Gather from the material every line that contains the string "text".

────────

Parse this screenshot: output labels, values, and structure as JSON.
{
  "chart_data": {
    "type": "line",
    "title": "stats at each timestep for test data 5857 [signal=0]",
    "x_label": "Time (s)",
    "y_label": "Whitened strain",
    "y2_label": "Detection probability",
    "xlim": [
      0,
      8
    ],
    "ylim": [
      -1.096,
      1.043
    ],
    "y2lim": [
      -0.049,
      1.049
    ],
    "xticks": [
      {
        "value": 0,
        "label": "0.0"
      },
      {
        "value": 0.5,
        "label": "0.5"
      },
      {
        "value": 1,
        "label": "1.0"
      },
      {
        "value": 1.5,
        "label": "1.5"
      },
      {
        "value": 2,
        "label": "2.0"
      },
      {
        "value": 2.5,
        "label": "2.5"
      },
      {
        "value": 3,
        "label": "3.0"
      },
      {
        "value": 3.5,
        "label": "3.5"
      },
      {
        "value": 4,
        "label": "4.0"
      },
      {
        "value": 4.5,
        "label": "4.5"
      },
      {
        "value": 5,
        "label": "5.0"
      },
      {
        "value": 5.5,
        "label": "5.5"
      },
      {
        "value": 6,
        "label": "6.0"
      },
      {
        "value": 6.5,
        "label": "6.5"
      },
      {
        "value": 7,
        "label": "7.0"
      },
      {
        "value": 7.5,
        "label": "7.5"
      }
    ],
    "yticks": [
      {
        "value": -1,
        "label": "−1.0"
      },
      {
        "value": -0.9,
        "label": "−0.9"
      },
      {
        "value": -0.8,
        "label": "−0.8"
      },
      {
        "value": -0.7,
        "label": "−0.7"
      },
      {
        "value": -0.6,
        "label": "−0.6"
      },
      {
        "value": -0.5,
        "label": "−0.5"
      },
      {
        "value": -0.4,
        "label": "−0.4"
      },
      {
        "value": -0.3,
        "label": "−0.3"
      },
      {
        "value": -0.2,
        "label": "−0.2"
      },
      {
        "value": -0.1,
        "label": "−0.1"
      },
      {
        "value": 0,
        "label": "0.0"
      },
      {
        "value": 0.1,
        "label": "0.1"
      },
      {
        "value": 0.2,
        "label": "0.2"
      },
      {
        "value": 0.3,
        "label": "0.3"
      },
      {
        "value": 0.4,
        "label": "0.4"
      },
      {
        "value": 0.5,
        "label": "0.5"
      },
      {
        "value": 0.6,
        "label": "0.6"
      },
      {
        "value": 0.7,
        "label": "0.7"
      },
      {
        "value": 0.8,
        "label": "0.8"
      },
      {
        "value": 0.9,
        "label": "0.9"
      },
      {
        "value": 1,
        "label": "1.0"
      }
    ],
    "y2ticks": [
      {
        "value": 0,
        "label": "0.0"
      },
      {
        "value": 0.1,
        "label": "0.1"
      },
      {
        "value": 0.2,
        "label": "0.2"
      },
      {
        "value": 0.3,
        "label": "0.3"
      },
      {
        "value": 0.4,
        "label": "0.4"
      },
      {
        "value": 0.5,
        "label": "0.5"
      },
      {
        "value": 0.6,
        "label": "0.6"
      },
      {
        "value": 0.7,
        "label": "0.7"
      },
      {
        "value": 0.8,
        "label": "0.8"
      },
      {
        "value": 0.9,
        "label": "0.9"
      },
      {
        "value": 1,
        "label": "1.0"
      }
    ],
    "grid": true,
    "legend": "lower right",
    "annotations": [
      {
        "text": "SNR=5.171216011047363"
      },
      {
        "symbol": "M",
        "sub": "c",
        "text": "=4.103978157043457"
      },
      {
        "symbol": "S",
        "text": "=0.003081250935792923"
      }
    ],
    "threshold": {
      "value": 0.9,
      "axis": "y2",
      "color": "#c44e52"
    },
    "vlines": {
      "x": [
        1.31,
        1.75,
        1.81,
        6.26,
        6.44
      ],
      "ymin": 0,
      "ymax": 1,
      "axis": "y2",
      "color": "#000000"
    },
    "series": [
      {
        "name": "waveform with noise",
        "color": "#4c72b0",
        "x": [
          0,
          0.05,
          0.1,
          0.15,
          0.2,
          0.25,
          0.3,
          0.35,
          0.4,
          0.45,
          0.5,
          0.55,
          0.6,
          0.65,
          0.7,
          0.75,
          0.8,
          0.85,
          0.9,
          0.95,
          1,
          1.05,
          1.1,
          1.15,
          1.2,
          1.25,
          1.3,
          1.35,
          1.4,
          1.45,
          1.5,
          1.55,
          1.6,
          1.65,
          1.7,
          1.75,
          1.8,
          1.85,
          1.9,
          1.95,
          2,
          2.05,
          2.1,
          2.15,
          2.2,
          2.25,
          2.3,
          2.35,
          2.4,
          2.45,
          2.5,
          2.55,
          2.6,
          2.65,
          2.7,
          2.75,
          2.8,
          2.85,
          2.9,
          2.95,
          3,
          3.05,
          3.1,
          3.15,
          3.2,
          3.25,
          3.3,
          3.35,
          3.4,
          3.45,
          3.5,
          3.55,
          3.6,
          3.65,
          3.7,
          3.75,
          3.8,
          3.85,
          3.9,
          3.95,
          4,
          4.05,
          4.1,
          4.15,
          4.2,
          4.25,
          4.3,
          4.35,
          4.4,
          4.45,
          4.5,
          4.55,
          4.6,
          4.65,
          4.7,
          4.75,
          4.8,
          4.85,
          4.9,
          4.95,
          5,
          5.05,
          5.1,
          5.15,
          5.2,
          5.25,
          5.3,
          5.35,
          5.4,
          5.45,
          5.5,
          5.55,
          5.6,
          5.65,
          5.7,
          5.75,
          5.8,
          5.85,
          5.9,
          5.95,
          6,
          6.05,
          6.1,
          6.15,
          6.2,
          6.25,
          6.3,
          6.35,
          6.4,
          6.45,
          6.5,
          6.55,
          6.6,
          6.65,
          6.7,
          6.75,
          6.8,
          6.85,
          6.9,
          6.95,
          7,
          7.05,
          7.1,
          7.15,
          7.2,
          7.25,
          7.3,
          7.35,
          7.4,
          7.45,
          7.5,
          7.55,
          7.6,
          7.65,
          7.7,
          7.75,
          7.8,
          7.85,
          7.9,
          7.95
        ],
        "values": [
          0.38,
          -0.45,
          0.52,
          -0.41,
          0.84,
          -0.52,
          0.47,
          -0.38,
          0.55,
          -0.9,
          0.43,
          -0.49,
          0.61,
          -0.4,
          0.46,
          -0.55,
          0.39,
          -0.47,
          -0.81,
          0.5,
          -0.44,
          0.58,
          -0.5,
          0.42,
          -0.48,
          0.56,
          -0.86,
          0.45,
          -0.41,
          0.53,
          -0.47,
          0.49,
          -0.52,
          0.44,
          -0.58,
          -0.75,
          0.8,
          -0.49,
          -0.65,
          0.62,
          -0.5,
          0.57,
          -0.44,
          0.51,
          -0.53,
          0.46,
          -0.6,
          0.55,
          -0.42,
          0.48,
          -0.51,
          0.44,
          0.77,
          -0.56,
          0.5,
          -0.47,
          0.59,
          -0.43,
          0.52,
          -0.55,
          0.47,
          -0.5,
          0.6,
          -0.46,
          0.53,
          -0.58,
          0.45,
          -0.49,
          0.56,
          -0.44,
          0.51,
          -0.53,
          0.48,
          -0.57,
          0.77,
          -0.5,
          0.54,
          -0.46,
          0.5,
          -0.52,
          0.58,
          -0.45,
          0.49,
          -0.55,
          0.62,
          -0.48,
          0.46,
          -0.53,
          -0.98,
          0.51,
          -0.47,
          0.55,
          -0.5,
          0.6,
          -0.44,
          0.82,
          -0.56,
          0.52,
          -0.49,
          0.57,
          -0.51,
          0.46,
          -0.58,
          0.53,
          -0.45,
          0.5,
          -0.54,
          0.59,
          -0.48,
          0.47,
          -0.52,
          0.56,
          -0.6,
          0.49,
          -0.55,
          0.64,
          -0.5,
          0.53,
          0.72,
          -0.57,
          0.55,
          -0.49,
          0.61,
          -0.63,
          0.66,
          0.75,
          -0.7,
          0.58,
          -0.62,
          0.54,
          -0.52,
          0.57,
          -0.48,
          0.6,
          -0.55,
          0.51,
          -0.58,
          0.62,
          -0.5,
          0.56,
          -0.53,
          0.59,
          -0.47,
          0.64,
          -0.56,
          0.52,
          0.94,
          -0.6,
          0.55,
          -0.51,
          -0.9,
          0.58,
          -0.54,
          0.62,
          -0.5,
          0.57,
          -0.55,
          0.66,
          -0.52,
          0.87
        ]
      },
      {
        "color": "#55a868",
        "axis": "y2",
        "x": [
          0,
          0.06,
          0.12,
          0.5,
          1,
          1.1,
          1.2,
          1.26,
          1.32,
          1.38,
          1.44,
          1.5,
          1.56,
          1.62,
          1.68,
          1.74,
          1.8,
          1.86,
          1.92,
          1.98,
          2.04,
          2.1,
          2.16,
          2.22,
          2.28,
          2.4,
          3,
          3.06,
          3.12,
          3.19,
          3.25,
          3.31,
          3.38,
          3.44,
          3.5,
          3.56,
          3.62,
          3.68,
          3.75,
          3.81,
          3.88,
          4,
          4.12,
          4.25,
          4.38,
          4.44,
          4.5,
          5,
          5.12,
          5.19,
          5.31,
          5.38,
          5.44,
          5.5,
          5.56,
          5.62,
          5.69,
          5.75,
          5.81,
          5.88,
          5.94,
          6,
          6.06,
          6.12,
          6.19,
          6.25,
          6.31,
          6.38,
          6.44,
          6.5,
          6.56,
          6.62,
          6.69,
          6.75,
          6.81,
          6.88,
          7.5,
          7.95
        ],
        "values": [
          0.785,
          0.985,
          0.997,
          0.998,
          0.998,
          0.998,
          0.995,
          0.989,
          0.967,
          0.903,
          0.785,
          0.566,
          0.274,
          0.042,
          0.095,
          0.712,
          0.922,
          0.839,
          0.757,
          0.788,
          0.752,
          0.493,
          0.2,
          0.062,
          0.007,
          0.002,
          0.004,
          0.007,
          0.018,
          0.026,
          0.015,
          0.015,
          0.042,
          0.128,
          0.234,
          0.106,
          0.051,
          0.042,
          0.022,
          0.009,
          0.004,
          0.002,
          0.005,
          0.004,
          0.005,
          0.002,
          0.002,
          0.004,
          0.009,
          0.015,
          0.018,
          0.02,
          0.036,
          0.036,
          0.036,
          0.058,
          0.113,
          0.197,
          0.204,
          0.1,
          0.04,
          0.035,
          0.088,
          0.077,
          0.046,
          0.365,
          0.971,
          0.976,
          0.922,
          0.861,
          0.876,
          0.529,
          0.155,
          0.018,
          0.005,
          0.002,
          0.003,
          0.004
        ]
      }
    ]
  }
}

────────

◆ COMPLETE ANSWER:
        "text": "SNR=5.171216011047363"
        "text": "=4.103978157043457"
        "text": "=0.003081250935792923"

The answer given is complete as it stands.